= Do this =
Give the material once more, word for word, without any images.

= Saved entries =
[BEGIN]

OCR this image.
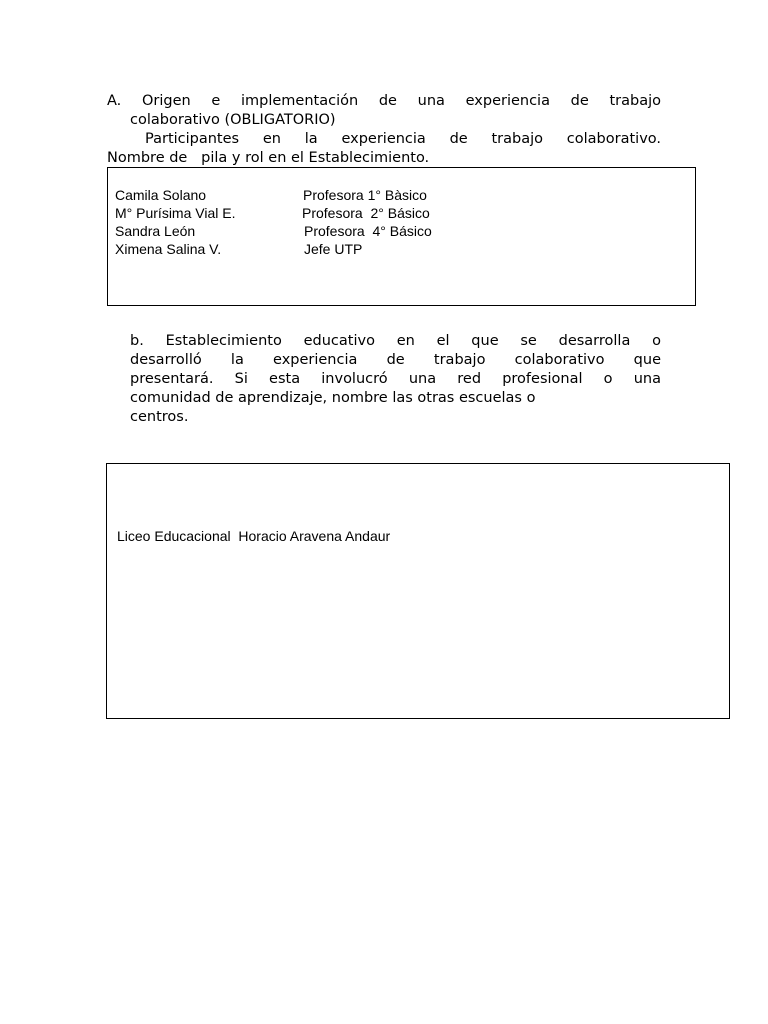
A. Origen e implementación de una experiencia de trabajo
colaborativo (OBLIGATORIO)
Participantes en la experiencia de trabajo colaborativo.
Nombre de   pila y rol en el Establecimiento.
Camila Solano	Profesora 1° Bàsico
M° Purísima Vial E.	Profesora  2° Básico
Sandra León	Profesora  4° Básico
Ximena Salina V.	Jefe UTP
b. Establecimiento educativo en el que se desarrolla o
desarrolló la experiencia de trabajo colaborativo que
presentará. Si esta involucró una red profesional o una
comunidad de aprendizaje, nombre las otras escuelas o
centros.
Liceo Educacional  Horacio Aravena Andaur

[END]

= Task result =
OCR this image.
A. Origen e implementación de una experiencia de trabajo
colaborativo (OBLIGATORIO)
Participantes en la experiencia de trabajo colaborativo.
Nombre de   pila y rol en el Establecimiento.
Camila Solano	Profesora 1° Bàsico
M° Purísima Vial E.	Profesora  2° Básico
Sandra León	Profesora  4° Básico
Ximena Salina V.	Jefe UTP
b. Establecimiento educativo en el que se desarrolla o
desarrolló la experiencia de trabajo colaborativo que
presentará. Si esta involucró una red profesional o una
comunidad de aprendizaje, nombre las otras escuelas o
centros.
Liceo Educacional  Horacio Aravena Andaur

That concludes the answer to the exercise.